[What is being asked]
Select the lines that contain "JSON" and copy each of them.

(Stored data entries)
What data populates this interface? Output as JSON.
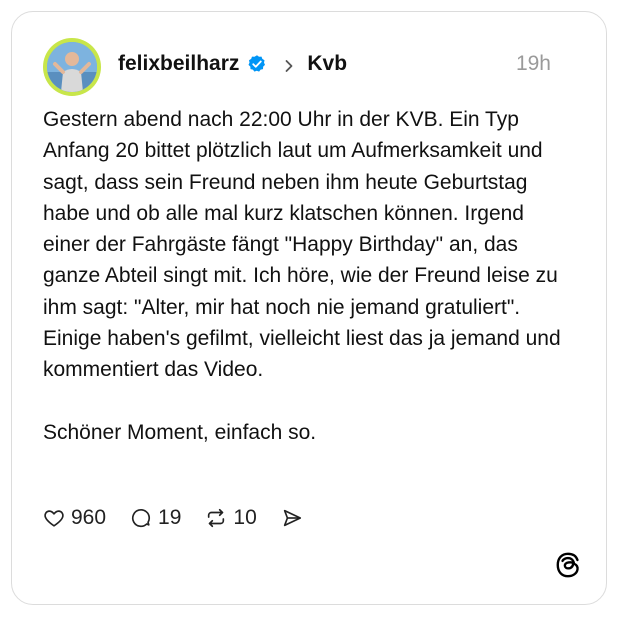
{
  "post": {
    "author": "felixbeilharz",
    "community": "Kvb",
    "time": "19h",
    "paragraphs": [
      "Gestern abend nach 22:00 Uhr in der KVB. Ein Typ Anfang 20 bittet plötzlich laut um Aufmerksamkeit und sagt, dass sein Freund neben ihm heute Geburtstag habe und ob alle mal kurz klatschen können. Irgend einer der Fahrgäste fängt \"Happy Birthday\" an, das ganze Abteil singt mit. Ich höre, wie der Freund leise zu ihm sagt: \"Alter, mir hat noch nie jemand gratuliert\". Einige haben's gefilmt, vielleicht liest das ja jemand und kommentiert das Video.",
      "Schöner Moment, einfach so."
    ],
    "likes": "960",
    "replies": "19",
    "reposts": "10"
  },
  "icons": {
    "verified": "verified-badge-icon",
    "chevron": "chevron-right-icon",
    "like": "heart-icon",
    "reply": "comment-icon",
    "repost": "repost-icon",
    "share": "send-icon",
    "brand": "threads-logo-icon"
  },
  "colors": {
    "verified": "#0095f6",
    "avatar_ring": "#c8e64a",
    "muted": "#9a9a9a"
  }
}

---

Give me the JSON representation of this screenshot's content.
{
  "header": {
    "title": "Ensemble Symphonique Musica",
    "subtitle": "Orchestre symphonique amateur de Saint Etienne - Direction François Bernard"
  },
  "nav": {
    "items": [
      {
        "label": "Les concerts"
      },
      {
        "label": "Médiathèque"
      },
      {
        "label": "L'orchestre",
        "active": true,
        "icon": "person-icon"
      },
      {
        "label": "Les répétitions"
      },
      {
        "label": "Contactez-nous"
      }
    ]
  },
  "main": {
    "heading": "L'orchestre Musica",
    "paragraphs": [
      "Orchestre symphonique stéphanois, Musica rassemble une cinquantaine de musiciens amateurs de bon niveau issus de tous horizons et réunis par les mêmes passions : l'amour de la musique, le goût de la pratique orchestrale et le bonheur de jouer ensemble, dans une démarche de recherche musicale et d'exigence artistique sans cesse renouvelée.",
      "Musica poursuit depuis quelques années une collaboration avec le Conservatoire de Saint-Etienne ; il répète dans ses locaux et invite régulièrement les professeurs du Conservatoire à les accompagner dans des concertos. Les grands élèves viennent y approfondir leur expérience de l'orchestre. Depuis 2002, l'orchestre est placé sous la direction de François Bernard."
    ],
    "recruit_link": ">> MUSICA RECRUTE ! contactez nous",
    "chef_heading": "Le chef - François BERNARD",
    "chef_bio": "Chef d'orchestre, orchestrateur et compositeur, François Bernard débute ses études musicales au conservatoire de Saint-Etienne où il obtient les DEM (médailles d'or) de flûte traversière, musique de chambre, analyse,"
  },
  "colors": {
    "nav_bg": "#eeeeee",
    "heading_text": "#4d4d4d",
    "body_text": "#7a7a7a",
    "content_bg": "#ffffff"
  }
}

[Completed exercise]
What data populates this interface? Output as JSON.
Give me the JSON representation of this screenshot's content.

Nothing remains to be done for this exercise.